___ PAGE TEXT
On 2011-01-19, at 2:50 AM, "Tyler Love" <[email protected]> wrote:

> I know this is a commonly misunderstood aspect of Varnish, but I think I have 
> the hang of it.
> 
> I am using varnish on a very high traffic website and have yet to find a 
> satisfactory approach to expiring objects from the cache.

You need a reasonable default that balances performance and freshness. 

> 
> My goal is to increase ttls (1 day, maybe even a week), to maximize hit 
> rates, and expire objects when content is changed. This has proven to be more 
> difficult than I anticipated.
> 
> 


Indeed. Admin wants long cache, business wants instant everything. 


> 
> The first approach was to use the "purge" function that varnish gives you. 
> The caveat that defated this approach was that purge is basically a memory 
> leak, that also slows down requests.
> 
> Please correct me if I have a misunderstanding of purge but, when you call 
> purge you add either a url or a regex to a list stored within varnish, and 
> then it checks all incoming requests against this url and makes sure to not 
> serve them from the cache.

True, it is a ban list. We do not get to manage the cache directly, we simply 
steer the ship. 

> 
> This make sense with an understanding of how objects are stored in varnish, 
> but the name "purge" is less than ideal and even misleading (I read this is 
> being changed in trunk?).
> 

English words convey extra meaning, which unfortunately does not resonate with 
machines. 

> Second, banned items are not served in grace mode, which is behavior I do not 
> want.
> 
> 

So purge if backend is healthy? Should be possible in vcl.


> 
> The alternative is to set the ttl on an object to 0 (zero). The first caveat 
> was being fully aware of every single resource/url that needs to be called 
> for a given purge/expiration. One big problem area is caching on paginated 
> urls.
______
_TASKS TO COMPLETE_.
1 > Rewrite the Varnish email from "On 2011-01-19, at" to "hang of it.", swapping "commonly misunderstood" for "frequently misunderstood".
2 > In the Varnish email, what TTL lengths does Tyler Love want to raise the TTLs to?
___ LISTED RECORDS
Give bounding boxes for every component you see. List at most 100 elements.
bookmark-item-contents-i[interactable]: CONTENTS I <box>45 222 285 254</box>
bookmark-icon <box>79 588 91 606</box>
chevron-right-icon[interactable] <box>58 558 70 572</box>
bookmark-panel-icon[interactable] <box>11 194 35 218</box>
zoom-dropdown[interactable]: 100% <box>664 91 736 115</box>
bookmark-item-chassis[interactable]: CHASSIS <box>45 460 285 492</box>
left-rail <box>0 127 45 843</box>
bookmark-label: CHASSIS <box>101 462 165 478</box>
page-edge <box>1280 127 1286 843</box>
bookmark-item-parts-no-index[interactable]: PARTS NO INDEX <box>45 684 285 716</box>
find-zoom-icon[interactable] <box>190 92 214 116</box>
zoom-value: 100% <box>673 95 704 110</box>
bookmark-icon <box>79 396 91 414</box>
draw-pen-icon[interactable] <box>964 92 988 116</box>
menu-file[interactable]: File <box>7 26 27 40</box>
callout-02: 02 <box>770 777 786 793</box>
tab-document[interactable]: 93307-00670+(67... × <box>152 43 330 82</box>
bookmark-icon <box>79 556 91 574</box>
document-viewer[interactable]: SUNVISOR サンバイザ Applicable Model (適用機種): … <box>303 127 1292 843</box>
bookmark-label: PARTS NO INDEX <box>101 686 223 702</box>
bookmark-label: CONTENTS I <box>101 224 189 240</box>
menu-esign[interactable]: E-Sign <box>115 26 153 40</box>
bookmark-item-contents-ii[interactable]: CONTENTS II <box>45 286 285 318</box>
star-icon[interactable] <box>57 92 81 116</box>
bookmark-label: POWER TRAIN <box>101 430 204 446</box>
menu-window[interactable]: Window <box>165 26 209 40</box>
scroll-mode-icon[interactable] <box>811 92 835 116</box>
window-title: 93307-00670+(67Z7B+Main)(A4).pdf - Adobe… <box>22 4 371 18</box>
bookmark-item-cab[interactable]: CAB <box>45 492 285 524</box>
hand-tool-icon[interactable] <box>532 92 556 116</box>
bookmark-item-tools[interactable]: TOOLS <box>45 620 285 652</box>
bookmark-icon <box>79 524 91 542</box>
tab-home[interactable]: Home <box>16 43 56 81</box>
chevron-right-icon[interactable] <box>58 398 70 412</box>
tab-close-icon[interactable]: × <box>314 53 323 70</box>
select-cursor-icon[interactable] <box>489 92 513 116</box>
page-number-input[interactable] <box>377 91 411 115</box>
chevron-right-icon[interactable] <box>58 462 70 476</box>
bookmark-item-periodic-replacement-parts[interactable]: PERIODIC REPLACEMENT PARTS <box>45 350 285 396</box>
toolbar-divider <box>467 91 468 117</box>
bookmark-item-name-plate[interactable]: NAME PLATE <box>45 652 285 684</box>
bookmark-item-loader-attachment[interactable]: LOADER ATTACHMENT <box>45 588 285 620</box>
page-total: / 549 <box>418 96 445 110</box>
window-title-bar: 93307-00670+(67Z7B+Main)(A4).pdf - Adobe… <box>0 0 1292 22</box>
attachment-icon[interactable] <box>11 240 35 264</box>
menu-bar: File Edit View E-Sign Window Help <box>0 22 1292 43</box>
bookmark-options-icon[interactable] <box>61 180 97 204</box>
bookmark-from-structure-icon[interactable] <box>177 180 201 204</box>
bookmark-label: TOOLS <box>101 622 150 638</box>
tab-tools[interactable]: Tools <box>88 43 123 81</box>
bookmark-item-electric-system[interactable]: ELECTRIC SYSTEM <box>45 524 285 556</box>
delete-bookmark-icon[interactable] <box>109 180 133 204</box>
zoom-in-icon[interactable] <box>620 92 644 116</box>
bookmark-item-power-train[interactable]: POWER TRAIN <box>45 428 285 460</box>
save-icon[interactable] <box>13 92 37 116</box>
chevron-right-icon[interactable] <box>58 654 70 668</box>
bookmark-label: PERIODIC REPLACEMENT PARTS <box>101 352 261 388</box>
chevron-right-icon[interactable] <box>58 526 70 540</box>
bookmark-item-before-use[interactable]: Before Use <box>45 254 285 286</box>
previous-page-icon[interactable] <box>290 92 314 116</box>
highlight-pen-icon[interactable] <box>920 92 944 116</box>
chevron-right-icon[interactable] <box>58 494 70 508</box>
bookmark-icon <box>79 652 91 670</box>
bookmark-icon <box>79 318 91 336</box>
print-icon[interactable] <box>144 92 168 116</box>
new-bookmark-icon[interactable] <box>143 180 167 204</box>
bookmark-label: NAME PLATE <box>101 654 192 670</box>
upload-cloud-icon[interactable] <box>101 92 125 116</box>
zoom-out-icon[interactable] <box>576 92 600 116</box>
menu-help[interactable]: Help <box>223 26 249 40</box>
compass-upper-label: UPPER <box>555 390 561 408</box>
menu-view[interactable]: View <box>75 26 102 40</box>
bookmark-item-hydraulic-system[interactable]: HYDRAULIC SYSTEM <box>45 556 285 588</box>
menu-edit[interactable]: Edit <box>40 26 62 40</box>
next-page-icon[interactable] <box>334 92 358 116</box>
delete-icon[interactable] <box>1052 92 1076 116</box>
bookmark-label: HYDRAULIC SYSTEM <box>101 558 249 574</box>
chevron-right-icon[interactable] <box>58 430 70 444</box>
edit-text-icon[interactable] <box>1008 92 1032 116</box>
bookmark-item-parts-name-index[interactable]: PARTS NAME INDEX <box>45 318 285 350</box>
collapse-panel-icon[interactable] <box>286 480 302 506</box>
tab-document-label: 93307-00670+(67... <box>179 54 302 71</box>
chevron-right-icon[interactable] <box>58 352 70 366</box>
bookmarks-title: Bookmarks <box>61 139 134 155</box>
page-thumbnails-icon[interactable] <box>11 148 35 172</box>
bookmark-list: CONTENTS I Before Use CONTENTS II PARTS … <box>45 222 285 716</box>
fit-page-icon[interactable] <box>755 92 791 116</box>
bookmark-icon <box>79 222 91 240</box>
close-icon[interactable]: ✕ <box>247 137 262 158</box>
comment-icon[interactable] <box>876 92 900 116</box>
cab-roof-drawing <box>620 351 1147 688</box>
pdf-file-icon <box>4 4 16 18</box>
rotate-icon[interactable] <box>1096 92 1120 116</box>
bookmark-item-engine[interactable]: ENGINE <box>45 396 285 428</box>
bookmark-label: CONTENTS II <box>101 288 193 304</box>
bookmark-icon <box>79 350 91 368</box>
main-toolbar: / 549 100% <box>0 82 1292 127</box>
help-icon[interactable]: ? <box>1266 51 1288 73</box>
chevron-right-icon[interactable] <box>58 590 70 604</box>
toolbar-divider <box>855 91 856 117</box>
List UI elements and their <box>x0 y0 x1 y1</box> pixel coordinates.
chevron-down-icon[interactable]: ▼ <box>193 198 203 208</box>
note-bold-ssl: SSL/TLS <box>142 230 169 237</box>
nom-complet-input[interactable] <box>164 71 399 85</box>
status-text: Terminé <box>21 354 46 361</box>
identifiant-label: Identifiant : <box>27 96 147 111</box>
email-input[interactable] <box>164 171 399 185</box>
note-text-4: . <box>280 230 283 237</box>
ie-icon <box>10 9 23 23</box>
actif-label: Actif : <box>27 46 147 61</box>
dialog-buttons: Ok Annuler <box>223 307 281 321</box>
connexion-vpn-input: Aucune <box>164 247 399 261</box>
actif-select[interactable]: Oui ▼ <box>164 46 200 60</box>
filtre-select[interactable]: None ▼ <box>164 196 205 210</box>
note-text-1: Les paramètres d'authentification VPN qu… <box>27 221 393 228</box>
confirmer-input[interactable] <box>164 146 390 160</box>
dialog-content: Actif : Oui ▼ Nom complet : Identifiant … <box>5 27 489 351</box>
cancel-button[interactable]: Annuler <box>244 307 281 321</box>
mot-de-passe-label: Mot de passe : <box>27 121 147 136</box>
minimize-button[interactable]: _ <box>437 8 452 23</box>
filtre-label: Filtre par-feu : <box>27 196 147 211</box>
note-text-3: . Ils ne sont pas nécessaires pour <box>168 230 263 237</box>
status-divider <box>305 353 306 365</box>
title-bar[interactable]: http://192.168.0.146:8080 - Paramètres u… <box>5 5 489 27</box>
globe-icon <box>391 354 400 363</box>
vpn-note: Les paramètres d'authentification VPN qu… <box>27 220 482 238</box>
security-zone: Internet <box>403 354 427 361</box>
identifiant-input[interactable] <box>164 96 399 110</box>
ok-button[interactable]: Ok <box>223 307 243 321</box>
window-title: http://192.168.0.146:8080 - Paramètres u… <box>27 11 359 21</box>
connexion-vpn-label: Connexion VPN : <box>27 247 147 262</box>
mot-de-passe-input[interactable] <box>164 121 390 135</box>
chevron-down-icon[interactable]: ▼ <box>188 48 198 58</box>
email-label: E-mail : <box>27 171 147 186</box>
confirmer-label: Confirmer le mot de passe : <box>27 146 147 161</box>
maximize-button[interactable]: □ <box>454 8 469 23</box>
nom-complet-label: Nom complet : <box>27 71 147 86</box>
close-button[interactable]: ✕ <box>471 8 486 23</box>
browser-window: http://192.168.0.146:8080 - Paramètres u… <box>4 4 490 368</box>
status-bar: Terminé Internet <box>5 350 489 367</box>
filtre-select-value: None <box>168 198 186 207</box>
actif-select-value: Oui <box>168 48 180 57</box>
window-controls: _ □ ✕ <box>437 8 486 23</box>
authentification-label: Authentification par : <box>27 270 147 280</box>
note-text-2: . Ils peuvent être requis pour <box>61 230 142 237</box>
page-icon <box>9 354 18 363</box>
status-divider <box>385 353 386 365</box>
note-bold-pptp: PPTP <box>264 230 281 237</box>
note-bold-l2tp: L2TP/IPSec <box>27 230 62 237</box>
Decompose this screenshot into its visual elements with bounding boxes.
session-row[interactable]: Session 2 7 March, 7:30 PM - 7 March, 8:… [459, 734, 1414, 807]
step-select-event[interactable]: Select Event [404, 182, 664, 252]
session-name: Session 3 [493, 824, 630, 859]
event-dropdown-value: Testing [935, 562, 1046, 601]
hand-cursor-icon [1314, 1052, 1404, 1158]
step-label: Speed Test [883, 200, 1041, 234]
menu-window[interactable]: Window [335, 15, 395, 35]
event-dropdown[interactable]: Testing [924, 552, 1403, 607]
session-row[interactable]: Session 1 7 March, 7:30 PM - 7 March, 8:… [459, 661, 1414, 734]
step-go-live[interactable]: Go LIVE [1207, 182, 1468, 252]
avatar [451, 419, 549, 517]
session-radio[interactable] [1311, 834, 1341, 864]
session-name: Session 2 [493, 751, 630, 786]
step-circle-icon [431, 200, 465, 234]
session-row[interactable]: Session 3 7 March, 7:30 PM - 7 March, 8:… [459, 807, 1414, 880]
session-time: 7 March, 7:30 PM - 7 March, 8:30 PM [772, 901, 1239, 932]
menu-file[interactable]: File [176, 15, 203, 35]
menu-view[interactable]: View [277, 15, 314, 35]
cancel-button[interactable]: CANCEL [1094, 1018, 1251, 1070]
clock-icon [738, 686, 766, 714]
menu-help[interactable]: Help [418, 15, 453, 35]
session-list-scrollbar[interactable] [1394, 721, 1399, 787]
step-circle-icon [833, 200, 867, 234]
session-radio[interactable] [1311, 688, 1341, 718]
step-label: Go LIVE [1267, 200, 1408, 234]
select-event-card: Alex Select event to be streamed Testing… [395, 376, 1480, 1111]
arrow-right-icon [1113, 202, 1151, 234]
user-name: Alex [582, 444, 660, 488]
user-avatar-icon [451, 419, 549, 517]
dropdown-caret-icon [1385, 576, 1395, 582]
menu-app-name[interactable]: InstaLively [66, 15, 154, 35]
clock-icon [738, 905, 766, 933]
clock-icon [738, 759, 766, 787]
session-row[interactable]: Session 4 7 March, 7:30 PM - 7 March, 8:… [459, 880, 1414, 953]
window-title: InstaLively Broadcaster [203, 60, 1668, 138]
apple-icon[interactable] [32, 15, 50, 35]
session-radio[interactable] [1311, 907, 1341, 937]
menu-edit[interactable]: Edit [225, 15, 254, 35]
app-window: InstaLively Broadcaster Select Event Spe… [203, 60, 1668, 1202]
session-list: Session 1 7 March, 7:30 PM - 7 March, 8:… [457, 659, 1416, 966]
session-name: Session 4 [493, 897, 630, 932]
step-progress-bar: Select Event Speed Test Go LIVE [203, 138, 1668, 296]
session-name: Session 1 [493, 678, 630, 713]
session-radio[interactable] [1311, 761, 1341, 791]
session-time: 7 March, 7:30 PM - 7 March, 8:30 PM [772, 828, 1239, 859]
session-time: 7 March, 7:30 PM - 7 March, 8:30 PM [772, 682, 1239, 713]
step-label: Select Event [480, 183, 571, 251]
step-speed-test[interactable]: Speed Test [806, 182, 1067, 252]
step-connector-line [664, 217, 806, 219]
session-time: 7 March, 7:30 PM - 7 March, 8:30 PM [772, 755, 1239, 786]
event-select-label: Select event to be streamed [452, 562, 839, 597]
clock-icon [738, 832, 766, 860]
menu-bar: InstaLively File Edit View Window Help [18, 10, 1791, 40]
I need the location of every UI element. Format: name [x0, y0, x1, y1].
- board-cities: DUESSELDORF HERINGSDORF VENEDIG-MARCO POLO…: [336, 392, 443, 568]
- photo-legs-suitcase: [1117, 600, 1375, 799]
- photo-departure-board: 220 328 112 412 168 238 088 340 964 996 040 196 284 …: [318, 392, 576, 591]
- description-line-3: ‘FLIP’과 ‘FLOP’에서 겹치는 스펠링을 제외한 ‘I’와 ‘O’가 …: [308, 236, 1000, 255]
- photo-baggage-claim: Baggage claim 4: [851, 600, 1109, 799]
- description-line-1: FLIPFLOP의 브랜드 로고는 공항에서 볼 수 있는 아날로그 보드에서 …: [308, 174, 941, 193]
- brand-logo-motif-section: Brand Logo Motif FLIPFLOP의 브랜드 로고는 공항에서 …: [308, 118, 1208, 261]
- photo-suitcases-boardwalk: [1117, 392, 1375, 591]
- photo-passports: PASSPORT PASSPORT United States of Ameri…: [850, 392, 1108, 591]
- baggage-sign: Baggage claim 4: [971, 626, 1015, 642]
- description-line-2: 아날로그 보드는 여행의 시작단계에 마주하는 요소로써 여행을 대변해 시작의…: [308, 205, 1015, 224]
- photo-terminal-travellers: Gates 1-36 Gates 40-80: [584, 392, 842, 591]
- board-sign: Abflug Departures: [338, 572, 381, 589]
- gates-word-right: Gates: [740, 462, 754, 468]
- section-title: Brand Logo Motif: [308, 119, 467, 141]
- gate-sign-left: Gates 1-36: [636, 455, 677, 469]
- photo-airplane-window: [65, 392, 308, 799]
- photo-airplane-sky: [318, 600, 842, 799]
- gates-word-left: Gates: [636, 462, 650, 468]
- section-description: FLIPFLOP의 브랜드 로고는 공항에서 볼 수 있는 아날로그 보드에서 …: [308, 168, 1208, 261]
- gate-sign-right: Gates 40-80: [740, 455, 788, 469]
______
_SOLUTIONS_.
1 >
On 2011-01-19, at 2:50 AM, "Tyler Love" <[email protected]> wrote:

> I know this is a frequently misunderstood aspect of Varnish, but I think I have 
> the hang of it.

2 > 1 day, maybe even a week.